- TASK DETAILS
Return every line below in which "Mean" appears.
* * * * *
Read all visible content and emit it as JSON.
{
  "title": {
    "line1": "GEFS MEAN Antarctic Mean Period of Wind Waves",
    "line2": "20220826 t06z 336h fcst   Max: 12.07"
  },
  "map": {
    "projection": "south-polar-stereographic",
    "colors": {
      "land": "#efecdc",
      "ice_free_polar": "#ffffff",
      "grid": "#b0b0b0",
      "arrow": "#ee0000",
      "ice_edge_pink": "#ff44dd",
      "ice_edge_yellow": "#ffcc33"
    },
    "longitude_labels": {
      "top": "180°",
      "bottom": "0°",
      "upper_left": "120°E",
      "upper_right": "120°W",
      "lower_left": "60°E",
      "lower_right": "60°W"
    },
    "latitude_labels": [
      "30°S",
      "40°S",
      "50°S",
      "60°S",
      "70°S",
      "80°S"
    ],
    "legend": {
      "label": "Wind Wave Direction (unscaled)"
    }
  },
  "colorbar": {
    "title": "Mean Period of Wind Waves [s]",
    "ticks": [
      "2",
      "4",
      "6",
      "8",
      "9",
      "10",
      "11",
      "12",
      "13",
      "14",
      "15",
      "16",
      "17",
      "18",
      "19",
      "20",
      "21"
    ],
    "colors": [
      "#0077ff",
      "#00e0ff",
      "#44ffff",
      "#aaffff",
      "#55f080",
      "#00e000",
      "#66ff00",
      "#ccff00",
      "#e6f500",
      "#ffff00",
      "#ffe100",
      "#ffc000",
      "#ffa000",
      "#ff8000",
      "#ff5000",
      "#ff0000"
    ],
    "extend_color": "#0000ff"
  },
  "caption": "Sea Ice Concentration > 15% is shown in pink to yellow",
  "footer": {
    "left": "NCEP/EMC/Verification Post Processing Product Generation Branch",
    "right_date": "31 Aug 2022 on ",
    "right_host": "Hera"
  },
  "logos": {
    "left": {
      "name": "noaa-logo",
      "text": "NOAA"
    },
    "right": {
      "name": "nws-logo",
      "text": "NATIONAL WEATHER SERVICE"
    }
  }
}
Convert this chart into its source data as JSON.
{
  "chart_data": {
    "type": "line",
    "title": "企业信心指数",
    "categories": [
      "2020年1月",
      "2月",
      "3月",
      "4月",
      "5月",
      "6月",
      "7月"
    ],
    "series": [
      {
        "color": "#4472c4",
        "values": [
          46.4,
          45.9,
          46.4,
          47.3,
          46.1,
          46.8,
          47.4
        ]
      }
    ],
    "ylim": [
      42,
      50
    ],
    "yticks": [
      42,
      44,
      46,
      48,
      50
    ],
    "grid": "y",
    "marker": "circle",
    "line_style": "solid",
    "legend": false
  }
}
* * * * *
- COMPLETED TASK
    "line1": "GEFS MEAN Antarctic Mean Period of Wind Waves",
    "title": "Mean Period of Wind Waves [s]",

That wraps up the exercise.